### MATERIAL PROVIDED:
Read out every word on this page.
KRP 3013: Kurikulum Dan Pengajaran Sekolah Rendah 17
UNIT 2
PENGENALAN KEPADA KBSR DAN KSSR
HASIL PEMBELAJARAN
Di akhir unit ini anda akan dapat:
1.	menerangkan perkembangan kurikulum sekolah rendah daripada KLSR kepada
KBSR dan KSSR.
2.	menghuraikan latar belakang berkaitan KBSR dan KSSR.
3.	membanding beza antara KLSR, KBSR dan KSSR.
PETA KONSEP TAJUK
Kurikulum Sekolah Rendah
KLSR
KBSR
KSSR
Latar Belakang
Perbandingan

==

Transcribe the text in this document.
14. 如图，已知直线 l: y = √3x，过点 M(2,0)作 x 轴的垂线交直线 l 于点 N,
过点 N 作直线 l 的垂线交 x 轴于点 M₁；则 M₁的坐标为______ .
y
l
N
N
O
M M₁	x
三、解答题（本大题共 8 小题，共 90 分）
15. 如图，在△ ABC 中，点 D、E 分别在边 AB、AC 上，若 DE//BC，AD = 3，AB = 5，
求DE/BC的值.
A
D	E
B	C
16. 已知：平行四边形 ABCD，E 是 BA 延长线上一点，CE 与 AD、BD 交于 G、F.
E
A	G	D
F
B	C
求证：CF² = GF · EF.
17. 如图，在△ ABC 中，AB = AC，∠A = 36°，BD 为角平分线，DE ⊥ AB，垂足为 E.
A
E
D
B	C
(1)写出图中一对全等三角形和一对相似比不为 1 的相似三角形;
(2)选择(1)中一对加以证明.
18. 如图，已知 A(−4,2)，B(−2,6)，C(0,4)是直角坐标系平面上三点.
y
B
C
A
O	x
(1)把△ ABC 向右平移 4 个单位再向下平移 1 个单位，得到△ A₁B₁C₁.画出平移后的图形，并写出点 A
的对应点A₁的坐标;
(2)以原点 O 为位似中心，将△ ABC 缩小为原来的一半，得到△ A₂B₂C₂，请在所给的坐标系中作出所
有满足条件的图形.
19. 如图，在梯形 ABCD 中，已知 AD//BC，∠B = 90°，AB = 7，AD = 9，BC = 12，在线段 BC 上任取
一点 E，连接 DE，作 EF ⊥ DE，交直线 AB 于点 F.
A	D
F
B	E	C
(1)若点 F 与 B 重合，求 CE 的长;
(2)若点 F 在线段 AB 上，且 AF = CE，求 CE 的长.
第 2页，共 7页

---

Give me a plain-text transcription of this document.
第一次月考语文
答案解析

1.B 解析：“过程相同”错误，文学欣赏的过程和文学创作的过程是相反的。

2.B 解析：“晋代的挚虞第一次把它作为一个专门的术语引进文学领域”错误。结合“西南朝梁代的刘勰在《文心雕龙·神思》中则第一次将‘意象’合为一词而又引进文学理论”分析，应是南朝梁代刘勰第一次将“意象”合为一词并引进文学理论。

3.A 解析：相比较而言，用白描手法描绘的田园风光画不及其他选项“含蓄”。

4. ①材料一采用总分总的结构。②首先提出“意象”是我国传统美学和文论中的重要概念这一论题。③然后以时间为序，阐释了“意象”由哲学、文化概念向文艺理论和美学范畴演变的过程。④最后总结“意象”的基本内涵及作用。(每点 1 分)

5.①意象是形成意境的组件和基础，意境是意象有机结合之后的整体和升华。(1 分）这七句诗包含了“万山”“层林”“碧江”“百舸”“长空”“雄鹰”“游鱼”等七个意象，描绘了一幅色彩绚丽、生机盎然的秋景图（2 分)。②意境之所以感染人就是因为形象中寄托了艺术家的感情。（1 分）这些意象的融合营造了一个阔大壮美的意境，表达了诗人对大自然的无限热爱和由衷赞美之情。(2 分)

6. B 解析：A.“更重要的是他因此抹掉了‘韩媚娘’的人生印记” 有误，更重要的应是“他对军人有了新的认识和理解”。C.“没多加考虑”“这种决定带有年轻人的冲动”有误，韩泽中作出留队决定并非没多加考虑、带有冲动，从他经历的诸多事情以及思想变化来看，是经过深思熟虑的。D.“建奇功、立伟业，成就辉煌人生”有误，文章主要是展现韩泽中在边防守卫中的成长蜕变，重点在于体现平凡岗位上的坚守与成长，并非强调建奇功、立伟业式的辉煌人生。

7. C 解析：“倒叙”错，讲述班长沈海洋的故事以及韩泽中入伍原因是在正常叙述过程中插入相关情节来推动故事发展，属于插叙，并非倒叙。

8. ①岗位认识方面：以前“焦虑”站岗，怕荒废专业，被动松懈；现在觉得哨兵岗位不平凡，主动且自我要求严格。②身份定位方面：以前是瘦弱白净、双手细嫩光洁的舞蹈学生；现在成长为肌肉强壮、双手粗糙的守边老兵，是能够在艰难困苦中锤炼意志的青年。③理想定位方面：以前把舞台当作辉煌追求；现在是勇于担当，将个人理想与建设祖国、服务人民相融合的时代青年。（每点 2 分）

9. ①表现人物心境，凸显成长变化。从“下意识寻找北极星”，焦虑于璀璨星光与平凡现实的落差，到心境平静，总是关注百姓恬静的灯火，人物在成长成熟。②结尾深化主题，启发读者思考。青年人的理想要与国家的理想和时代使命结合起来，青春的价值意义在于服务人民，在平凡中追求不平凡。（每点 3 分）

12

### AIM OF THE EXERCISE:
Work through the listing above and report how many lines include the string "document", with no other text.

### RESULT OF THE TASK:
2